[Extracted entries]
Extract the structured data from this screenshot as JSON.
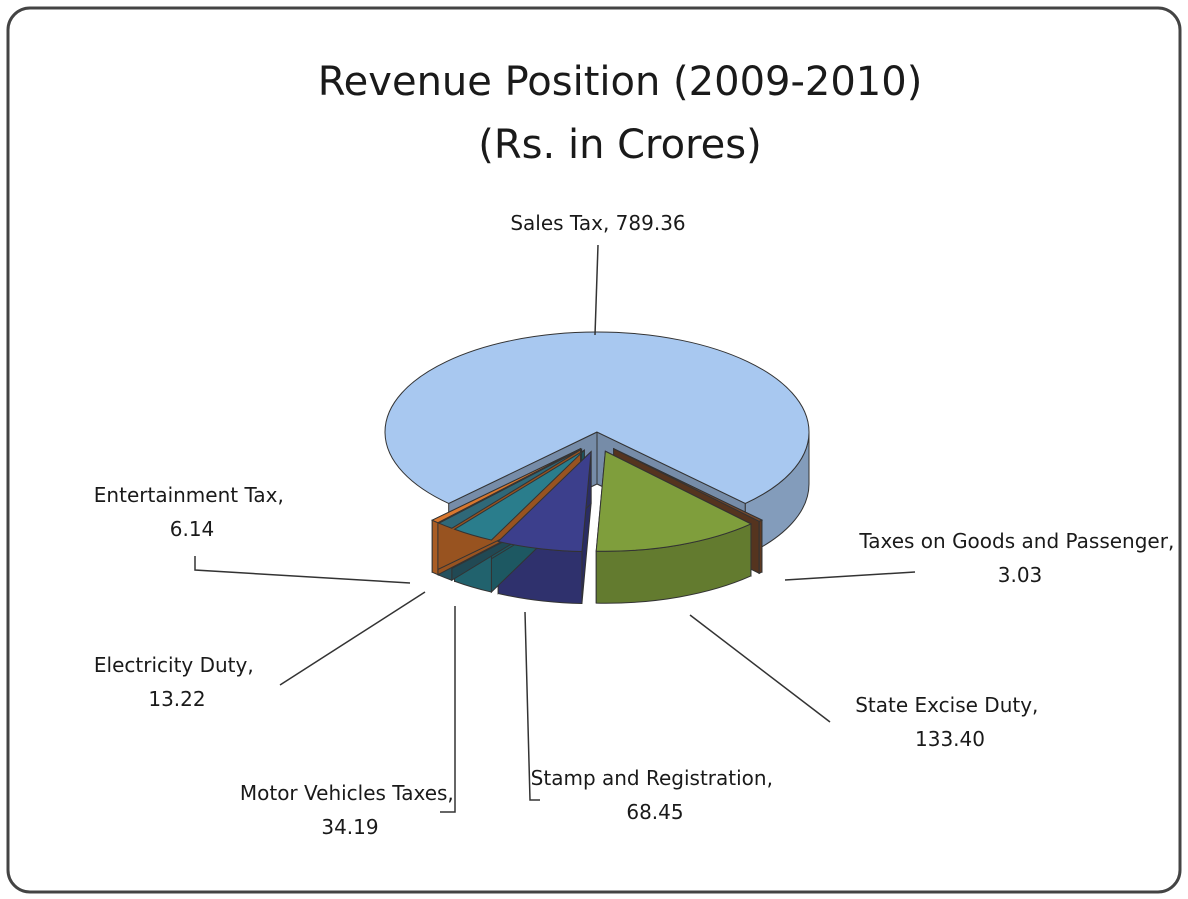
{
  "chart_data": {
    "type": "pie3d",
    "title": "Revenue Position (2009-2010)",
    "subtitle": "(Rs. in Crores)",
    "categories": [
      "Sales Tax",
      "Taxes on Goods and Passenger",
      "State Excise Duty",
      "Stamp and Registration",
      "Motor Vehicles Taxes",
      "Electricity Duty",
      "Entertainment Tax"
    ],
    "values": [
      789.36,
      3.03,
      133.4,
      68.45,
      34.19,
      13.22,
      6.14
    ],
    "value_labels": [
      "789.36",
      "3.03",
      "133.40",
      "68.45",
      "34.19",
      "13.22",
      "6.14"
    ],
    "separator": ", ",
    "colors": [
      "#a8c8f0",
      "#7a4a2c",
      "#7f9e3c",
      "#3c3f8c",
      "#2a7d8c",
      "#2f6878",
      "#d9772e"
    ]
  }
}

--

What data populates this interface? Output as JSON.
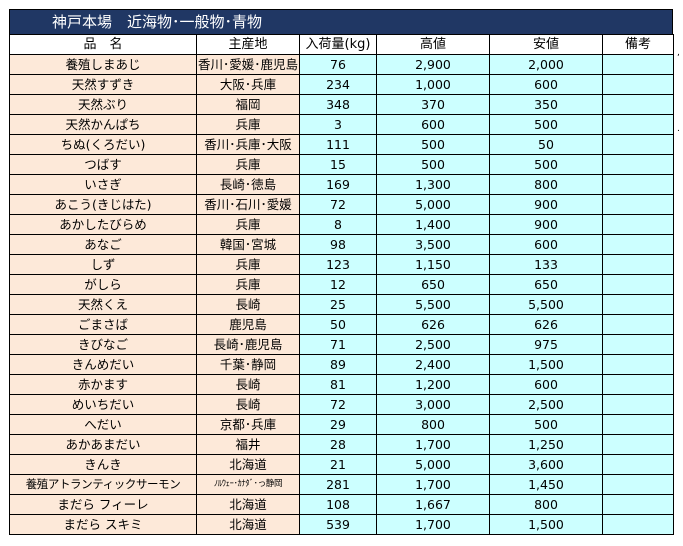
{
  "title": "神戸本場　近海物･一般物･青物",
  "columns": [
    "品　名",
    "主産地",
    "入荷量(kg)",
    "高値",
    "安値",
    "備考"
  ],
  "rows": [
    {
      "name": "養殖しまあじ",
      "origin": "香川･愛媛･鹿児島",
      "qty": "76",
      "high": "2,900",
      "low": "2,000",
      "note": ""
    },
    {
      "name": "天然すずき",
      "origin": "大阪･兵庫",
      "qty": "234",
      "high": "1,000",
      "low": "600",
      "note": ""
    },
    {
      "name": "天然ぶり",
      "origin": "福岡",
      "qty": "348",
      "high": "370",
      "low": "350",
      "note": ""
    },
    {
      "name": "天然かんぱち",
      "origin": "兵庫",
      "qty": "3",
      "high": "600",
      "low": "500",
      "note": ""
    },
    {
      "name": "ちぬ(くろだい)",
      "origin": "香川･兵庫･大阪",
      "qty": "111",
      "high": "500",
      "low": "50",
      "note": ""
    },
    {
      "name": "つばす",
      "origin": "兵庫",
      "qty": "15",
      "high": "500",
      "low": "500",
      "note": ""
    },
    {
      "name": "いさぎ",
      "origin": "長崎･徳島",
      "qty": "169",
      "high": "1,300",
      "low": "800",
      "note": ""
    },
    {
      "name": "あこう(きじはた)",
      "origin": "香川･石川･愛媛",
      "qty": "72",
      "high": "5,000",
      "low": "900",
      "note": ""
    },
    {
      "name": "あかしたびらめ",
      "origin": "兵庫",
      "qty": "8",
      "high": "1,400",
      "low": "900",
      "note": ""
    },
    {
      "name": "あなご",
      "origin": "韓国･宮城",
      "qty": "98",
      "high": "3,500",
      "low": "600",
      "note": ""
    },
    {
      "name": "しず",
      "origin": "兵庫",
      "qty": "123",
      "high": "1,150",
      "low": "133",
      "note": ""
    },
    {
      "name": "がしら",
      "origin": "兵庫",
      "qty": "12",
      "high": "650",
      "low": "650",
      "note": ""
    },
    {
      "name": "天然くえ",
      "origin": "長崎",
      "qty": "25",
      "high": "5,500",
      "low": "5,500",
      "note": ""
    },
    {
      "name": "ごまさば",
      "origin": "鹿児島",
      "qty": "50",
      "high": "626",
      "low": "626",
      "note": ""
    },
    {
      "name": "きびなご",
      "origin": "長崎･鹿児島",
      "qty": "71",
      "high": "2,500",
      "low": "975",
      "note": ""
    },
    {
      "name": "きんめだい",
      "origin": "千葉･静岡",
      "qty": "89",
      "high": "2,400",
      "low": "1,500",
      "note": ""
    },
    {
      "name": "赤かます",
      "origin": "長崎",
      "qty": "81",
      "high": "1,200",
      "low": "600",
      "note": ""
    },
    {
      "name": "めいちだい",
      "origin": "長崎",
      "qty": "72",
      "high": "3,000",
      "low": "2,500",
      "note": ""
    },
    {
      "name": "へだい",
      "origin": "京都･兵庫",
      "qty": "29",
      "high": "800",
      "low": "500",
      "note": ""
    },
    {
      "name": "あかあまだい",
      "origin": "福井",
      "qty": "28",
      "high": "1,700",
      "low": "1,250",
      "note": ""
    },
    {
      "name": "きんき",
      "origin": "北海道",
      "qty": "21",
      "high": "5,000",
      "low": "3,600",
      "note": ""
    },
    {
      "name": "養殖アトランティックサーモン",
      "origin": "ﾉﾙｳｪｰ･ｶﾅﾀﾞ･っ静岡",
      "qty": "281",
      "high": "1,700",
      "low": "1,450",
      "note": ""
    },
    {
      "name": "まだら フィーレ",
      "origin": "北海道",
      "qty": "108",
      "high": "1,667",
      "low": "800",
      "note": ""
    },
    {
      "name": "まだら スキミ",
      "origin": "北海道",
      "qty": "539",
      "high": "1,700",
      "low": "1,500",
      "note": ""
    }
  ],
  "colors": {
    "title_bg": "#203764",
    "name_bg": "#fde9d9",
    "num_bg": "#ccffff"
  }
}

* * *

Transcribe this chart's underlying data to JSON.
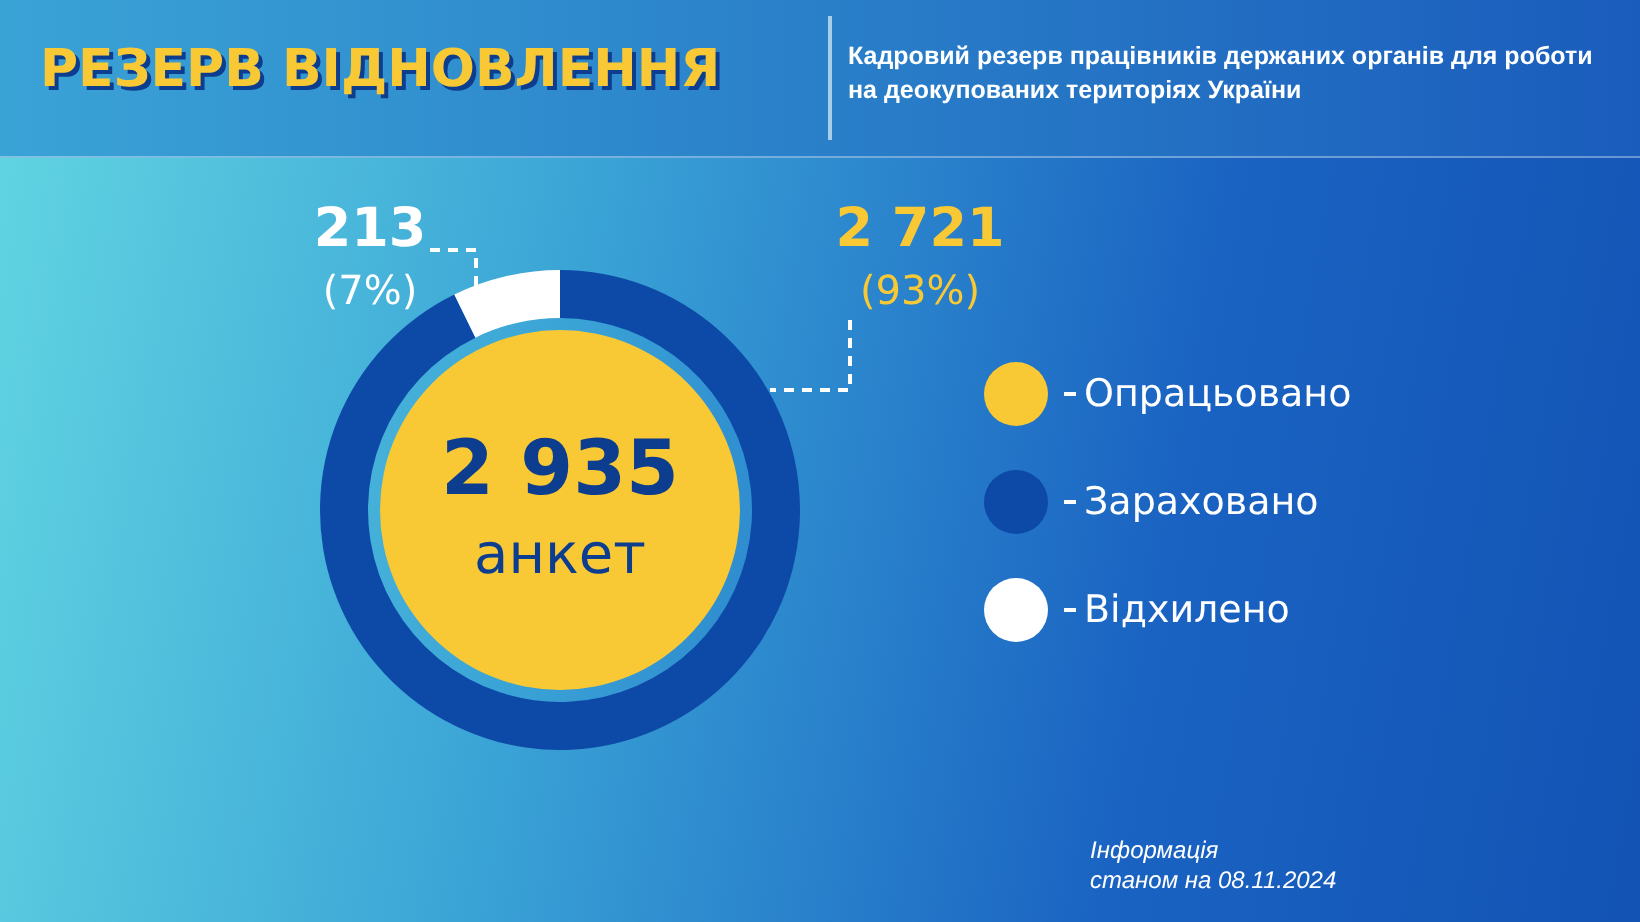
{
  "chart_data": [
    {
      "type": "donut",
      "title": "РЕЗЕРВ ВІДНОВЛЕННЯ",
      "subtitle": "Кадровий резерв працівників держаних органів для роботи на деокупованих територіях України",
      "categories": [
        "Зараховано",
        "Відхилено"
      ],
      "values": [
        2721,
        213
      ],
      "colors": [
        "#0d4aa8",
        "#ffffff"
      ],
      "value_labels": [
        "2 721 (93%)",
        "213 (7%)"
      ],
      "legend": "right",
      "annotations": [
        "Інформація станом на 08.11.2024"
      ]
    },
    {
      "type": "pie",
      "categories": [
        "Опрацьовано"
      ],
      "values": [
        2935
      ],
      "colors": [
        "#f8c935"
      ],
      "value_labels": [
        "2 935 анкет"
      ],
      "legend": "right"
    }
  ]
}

[Task] Every line that holds the word "subtitle" should be extracted.

[Result of the exercise]
    "subtitle": "(Rs. in Crores)",
      "subtitle": "Кадровий резерв працівників держаних органів для роботи на деокупованих територіях України",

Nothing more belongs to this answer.